Saved data entries:
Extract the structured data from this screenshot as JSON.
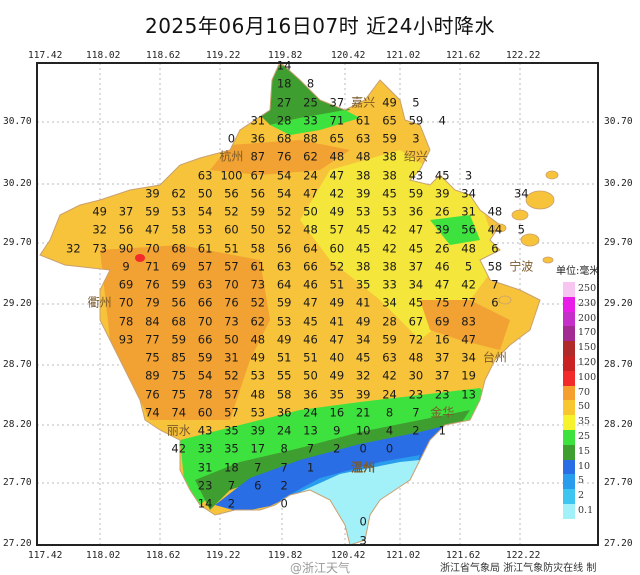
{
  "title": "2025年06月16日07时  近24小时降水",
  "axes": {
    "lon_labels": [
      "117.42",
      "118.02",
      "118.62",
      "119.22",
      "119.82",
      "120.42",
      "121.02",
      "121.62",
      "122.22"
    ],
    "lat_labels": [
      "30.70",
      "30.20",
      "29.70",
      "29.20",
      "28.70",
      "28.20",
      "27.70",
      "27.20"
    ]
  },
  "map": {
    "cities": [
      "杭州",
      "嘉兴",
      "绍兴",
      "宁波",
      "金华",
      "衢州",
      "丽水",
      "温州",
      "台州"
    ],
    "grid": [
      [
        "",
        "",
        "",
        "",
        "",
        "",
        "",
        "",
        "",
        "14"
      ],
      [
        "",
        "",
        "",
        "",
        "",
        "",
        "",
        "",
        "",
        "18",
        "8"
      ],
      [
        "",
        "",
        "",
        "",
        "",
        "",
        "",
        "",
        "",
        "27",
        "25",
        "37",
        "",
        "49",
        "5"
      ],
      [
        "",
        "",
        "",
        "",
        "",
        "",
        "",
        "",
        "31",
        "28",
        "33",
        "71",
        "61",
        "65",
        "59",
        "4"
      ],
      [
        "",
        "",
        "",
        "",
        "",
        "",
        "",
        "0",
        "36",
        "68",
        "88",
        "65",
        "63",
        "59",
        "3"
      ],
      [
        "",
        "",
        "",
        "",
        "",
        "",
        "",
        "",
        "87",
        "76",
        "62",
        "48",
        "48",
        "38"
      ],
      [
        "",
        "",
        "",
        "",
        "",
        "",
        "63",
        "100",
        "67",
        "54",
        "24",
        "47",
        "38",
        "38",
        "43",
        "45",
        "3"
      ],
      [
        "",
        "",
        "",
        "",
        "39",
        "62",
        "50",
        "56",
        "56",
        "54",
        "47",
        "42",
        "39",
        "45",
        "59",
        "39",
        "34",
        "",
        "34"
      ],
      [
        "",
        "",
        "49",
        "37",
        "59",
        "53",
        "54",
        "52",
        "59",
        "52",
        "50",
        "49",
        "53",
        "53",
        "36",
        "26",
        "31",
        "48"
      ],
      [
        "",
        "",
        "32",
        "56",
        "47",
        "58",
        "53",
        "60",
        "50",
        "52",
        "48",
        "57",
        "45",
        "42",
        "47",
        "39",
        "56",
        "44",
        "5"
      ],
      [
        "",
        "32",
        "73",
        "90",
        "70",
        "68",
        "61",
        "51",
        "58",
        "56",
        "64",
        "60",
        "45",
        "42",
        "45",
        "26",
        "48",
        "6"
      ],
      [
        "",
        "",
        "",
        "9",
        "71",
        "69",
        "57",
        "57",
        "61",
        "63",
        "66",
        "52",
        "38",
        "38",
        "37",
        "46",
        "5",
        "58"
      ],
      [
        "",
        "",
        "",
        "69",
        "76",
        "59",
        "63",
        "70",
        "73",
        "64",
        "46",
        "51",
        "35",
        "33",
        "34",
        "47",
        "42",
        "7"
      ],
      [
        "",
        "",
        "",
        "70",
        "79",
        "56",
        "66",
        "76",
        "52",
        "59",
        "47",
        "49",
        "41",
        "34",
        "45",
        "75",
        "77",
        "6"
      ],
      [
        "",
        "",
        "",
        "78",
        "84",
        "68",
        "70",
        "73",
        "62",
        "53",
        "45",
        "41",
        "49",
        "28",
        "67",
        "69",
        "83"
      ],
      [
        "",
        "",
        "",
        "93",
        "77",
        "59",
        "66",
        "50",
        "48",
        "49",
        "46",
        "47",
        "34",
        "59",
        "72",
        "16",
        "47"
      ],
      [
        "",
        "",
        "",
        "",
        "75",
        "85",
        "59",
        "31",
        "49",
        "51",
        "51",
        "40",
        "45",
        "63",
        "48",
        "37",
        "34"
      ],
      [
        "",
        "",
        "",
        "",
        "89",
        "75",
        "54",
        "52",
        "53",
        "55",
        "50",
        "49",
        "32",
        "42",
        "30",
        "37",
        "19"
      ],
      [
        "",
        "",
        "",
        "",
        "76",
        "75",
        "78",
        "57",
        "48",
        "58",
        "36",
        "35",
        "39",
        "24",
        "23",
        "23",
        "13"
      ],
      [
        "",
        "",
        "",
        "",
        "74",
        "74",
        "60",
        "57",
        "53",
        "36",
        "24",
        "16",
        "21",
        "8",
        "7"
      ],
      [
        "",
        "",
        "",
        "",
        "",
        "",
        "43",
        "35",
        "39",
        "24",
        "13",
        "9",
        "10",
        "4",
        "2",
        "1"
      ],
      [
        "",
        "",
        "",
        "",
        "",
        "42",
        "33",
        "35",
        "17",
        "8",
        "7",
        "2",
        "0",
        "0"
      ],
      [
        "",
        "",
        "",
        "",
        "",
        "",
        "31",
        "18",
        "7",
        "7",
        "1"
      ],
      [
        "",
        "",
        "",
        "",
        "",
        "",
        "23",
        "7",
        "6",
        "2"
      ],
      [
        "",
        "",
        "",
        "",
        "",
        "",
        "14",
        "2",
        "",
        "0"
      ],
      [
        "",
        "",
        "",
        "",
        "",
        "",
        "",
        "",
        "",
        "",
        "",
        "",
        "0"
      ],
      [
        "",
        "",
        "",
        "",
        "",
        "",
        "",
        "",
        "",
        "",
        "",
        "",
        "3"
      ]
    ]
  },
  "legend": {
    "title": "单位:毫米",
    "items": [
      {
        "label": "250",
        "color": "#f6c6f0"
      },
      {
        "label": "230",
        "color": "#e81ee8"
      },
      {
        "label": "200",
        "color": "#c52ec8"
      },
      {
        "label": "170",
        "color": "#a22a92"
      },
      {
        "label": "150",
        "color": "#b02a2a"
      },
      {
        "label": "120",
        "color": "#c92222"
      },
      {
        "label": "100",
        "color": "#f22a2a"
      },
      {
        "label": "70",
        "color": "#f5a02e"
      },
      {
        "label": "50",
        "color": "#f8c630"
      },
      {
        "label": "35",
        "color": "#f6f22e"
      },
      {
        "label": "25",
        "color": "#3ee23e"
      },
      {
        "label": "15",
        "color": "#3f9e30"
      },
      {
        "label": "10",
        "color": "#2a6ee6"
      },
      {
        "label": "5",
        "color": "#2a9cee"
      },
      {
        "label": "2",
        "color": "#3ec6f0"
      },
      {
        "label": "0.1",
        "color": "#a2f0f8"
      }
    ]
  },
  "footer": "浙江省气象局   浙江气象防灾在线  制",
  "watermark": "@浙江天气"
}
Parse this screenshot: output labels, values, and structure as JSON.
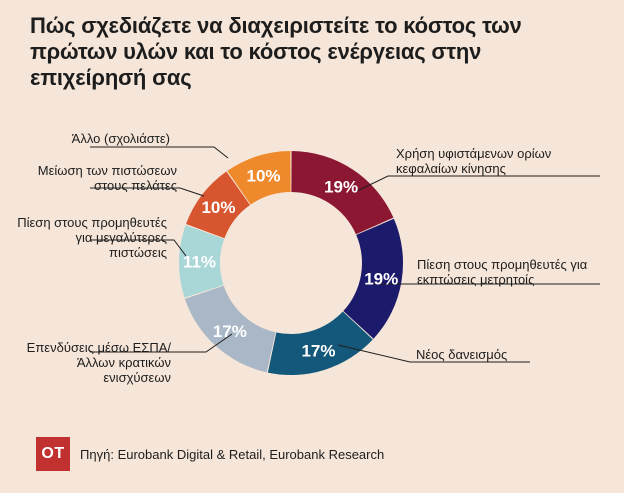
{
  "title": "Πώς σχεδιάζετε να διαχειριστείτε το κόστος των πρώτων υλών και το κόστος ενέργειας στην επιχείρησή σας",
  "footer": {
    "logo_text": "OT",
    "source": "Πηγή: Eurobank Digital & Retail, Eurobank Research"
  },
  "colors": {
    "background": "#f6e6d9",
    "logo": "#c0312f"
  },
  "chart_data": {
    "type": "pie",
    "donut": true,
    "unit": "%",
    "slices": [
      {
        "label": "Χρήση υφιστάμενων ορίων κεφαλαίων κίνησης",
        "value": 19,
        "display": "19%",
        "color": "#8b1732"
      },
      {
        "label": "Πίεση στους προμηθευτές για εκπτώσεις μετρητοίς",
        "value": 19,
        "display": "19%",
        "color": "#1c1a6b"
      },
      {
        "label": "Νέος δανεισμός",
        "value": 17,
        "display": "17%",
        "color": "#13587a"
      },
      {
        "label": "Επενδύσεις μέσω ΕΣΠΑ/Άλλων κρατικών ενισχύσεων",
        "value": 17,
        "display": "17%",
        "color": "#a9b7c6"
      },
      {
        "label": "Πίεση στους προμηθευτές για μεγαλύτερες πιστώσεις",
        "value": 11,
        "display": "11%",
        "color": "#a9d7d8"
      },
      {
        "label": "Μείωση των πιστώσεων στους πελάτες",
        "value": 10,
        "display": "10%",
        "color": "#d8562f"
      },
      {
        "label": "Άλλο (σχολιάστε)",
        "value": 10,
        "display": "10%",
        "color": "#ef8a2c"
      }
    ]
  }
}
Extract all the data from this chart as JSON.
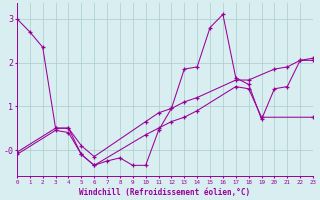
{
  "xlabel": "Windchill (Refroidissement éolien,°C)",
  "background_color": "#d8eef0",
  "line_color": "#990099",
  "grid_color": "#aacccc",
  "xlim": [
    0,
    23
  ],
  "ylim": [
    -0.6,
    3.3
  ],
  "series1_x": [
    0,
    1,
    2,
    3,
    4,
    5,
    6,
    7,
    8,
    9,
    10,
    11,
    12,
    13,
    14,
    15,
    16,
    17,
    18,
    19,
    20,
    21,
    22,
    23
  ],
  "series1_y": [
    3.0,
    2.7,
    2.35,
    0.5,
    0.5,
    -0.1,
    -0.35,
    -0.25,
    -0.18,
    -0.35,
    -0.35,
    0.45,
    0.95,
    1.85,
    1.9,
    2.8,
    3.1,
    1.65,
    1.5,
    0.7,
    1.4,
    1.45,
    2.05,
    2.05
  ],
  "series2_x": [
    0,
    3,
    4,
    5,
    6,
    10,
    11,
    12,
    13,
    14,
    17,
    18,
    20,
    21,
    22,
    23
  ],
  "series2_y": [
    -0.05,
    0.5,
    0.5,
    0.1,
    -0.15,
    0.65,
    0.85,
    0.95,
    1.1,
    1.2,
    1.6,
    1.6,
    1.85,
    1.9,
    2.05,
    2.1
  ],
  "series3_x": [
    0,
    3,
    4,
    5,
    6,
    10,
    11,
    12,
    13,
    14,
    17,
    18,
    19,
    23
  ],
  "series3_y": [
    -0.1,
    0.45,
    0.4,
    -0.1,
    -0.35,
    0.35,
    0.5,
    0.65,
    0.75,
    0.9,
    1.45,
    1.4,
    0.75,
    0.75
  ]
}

#### [DESCRIPTION OF THE TASK]
Your output should consist solely of the lines from the line containing "Extract all the data from this chart as JSON." through the last line of the entries, verbatim, minus any pictures.

#### [ANSWER TO THE PROBLEM]
Extract all the data from this chart as JSON.
{
  "xlabel": "Windchill (Refroidissement éolien,°C)",
  "background_color": "#d8eef0",
  "line_color": "#990099",
  "grid_color": "#aacccc",
  "xlim": [
    0,
    23
  ],
  "ylim": [
    -0.6,
    3.3
  ],
  "series1_x": [
    0,
    1,
    2,
    3,
    4,
    5,
    6,
    7,
    8,
    9,
    10,
    11,
    12,
    13,
    14,
    15,
    16,
    17,
    18,
    19,
    20,
    21,
    22,
    23
  ],
  "series1_y": [
    3.0,
    2.7,
    2.35,
    0.5,
    0.5,
    -0.1,
    -0.35,
    -0.25,
    -0.18,
    -0.35,
    -0.35,
    0.45,
    0.95,
    1.85,
    1.9,
    2.8,
    3.1,
    1.65,
    1.5,
    0.7,
    1.4,
    1.45,
    2.05,
    2.05
  ],
  "series2_x": [
    0,
    3,
    4,
    5,
    6,
    10,
    11,
    12,
    13,
    14,
    17,
    18,
    20,
    21,
    22,
    23
  ],
  "series2_y": [
    -0.05,
    0.5,
    0.5,
    0.1,
    -0.15,
    0.65,
    0.85,
    0.95,
    1.1,
    1.2,
    1.6,
    1.6,
    1.85,
    1.9,
    2.05,
    2.1
  ],
  "series3_x": [
    0,
    3,
    4,
    5,
    6,
    10,
    11,
    12,
    13,
    14,
    17,
    18,
    19,
    23
  ],
  "series3_y": [
    -0.1,
    0.45,
    0.4,
    -0.1,
    -0.35,
    0.35,
    0.5,
    0.65,
    0.75,
    0.9,
    1.45,
    1.4,
    0.75,
    0.75
  ]
}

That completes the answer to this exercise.